Written task:
For the material that follows, list every line containing the word "Tiltmeter".

++++ Exercise data

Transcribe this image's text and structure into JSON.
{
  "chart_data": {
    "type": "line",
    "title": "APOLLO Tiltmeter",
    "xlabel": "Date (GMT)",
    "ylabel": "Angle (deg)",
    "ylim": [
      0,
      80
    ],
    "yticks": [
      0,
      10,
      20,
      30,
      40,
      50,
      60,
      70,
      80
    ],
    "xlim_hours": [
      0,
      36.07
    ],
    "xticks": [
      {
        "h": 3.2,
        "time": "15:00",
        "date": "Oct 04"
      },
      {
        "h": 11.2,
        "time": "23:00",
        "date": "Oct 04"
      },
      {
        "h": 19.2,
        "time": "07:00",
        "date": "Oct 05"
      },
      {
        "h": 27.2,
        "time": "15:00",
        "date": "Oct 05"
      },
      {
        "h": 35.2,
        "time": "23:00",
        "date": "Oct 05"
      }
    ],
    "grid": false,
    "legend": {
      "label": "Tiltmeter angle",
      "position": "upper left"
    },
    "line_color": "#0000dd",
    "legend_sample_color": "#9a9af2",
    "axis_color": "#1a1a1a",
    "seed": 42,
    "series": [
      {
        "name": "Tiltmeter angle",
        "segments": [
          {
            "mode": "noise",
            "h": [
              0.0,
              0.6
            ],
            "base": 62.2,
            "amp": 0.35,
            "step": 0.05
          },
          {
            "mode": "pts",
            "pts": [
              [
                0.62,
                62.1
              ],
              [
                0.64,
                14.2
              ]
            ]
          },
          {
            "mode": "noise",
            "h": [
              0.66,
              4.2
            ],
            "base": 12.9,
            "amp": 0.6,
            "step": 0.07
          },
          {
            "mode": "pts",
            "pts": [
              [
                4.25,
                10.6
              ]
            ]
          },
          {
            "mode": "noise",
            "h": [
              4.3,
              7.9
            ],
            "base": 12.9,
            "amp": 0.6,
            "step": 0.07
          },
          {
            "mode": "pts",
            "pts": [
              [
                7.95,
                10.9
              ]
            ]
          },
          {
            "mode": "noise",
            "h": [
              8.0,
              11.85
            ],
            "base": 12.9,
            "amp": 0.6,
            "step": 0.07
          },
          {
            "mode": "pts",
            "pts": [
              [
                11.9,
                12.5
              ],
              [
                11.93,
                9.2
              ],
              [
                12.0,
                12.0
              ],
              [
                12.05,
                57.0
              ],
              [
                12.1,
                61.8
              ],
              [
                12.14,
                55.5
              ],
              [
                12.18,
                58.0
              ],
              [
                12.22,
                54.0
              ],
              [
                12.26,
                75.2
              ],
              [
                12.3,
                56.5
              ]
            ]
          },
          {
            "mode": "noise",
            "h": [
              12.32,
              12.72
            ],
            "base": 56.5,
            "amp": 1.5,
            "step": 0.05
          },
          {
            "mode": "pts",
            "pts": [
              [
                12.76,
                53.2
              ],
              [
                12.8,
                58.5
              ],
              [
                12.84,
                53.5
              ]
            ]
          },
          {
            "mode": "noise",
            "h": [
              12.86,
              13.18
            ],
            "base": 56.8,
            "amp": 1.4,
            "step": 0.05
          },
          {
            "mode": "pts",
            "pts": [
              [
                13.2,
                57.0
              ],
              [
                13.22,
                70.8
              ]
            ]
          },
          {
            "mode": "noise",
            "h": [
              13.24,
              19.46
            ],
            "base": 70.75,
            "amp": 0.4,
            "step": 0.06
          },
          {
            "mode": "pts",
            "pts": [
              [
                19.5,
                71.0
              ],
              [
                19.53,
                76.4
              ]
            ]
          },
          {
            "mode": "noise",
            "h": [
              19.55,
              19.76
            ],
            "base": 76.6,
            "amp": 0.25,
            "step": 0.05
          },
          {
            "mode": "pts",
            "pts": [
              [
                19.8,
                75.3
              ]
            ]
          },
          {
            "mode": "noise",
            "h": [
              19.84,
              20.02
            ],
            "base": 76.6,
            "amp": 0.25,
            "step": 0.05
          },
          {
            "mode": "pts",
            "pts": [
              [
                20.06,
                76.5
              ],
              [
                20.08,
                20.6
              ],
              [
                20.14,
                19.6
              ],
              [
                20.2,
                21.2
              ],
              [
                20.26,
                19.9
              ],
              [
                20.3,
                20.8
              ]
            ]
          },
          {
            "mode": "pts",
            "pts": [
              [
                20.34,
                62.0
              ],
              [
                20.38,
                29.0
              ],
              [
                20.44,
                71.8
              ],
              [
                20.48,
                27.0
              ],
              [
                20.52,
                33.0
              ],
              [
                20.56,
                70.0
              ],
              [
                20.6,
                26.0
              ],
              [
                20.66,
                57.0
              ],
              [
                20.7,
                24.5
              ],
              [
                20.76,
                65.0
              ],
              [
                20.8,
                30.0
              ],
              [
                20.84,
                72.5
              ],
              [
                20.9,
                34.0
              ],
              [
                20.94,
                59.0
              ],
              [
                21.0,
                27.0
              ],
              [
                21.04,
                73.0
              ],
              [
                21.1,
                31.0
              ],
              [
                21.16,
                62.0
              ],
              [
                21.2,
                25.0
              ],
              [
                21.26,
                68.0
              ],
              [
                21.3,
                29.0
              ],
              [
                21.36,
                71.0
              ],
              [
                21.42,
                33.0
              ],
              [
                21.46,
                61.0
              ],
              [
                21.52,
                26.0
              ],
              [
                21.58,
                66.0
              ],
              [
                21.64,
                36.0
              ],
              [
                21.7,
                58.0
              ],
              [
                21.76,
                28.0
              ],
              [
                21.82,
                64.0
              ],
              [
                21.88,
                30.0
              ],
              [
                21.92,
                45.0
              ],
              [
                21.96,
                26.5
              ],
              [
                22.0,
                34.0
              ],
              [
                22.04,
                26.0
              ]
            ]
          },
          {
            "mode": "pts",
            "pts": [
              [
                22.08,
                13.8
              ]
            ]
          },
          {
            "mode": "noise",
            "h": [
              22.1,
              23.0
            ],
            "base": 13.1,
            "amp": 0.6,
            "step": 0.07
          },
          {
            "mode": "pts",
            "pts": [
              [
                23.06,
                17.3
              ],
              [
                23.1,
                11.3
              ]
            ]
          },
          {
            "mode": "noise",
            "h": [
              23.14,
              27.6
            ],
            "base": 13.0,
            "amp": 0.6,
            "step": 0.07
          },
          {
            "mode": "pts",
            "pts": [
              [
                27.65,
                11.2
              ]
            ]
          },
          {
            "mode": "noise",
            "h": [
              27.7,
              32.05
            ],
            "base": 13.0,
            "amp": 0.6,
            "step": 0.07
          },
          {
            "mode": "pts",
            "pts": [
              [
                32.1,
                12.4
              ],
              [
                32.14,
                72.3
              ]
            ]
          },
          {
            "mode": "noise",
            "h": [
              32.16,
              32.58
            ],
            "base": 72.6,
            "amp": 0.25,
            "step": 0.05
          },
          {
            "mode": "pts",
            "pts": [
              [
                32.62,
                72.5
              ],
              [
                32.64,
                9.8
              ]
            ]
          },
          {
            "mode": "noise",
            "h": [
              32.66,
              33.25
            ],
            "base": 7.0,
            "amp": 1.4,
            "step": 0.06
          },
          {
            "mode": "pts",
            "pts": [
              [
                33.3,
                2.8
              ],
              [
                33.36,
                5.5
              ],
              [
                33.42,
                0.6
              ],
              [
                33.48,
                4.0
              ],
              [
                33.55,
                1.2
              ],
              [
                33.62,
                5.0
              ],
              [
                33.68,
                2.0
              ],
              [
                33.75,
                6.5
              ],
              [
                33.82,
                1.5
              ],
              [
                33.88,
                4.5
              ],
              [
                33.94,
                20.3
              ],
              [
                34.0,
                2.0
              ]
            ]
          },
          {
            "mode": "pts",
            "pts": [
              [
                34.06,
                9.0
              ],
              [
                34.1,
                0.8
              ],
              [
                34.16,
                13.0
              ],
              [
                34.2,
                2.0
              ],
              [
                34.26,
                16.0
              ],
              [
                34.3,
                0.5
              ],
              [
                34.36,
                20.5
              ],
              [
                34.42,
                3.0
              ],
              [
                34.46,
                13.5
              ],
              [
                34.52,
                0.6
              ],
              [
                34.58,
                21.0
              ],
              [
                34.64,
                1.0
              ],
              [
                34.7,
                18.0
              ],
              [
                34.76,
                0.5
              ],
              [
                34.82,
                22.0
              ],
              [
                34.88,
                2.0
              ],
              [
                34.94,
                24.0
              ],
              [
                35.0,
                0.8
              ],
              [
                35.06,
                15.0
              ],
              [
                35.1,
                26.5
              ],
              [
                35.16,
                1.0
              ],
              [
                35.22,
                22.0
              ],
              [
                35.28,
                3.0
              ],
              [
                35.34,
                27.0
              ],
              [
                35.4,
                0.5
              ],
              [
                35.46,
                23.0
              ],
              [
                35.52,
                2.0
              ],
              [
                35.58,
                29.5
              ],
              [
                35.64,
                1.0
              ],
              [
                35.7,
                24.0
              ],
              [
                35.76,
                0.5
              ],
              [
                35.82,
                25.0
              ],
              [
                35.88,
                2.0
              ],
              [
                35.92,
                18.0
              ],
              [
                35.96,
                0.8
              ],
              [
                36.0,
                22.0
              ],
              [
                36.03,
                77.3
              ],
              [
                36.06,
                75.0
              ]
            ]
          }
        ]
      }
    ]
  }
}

++++++++

The solution:
    "title": "APOLLO Tiltmeter",
      "label": "Tiltmeter angle",
        "name": "Tiltmeter angle",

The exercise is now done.